__Instructions for the task__. Search the material for the string "Africa", then return every line where it is found.

Start of Records to process

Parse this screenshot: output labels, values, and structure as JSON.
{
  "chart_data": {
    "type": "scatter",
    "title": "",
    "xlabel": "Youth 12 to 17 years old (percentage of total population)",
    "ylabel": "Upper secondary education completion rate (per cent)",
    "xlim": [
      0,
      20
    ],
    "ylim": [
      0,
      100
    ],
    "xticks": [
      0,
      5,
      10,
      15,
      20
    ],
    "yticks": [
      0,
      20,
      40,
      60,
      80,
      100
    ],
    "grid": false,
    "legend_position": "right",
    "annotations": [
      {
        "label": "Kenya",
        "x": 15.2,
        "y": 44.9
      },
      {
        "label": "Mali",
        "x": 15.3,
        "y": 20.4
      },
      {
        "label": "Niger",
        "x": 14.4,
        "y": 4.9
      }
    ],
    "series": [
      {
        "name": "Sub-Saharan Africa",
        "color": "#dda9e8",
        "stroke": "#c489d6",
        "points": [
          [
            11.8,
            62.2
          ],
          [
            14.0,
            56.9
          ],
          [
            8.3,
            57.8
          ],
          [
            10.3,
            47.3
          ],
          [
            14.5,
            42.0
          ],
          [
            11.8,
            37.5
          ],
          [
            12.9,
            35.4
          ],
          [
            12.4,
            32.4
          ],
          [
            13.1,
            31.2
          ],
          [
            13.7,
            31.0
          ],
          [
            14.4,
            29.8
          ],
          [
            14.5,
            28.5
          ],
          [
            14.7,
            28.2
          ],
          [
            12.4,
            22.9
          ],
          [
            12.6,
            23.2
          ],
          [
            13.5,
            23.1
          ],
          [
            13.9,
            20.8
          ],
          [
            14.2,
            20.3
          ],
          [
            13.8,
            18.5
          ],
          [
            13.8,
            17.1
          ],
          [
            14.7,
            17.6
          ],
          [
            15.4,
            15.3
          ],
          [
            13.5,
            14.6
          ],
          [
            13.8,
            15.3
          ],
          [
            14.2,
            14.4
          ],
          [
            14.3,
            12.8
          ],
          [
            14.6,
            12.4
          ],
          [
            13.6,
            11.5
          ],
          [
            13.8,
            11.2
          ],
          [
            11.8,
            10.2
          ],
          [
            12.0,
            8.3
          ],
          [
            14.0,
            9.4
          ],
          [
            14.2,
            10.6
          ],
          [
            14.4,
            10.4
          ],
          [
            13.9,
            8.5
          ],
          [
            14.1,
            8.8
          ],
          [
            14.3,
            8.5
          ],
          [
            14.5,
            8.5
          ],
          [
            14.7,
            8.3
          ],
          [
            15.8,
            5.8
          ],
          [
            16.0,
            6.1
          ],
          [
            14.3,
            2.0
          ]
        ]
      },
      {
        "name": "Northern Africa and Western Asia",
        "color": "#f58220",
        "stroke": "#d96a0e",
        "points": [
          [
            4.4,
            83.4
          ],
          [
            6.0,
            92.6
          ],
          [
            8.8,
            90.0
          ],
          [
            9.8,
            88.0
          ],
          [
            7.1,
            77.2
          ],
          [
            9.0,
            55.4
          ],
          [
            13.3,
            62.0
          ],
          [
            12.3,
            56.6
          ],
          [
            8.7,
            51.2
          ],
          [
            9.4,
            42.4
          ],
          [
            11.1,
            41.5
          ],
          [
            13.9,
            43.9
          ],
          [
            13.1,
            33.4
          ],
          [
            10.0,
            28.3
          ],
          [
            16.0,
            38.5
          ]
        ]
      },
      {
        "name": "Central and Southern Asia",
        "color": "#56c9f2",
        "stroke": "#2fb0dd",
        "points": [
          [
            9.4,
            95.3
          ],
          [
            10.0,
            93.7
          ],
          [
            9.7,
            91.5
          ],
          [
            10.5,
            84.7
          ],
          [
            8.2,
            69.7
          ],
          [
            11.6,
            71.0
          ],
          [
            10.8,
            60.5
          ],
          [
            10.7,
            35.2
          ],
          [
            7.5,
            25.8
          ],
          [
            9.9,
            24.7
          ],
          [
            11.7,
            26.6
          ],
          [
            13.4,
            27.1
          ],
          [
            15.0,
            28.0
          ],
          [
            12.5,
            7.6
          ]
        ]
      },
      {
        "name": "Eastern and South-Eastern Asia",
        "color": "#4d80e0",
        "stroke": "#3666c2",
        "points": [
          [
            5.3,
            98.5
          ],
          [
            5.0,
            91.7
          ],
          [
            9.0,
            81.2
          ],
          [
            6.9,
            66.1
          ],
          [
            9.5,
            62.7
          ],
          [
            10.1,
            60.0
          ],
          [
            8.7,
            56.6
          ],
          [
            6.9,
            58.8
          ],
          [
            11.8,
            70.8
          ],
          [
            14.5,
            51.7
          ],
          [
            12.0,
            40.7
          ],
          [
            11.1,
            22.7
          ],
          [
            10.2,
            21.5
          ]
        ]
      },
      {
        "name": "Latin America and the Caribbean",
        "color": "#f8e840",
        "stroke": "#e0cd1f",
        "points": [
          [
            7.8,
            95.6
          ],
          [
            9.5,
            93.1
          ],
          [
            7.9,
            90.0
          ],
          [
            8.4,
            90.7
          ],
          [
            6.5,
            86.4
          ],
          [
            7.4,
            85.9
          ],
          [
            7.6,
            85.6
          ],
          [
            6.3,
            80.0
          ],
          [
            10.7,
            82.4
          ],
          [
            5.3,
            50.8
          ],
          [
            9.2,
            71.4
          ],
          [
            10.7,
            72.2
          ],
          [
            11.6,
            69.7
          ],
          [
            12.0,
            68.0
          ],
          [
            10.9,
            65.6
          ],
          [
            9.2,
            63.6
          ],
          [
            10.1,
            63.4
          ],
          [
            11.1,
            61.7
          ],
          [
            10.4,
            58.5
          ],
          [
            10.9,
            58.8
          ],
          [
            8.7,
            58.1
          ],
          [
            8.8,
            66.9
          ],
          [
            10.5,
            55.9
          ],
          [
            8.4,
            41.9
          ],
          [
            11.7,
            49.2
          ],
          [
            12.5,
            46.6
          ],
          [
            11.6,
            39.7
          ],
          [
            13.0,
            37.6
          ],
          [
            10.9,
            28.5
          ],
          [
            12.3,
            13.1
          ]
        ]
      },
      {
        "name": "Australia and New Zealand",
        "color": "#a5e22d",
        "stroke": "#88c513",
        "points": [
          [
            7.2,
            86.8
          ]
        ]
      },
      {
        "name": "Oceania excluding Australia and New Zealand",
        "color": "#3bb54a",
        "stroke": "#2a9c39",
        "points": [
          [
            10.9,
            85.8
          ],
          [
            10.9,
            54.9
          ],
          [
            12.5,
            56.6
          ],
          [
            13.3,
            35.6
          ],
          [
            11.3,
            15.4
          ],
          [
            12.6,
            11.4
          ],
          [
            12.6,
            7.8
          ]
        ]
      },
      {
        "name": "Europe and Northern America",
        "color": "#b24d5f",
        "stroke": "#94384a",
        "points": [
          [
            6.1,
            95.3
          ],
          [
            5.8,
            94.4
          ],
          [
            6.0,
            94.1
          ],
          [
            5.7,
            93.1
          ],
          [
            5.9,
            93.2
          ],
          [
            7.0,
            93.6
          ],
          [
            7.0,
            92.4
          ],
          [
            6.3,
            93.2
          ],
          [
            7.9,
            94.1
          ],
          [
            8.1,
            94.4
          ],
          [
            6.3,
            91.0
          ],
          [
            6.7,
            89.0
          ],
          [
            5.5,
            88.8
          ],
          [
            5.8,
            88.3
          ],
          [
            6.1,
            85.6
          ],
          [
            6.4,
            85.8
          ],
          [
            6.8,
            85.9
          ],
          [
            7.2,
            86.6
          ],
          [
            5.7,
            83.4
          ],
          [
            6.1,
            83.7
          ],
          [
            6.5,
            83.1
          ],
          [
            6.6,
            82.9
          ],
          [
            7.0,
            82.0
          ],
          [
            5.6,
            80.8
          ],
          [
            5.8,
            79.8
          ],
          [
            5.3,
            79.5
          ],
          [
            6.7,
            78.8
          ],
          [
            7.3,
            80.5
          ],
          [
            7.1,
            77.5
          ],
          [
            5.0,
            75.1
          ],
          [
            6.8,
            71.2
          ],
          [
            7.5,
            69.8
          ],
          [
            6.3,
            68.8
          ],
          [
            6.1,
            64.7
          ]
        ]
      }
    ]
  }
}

End of Records to process

__Solution below__.
        "name": "Sub-Saharan Africa",
        "name": "Northern Africa and Western Asia",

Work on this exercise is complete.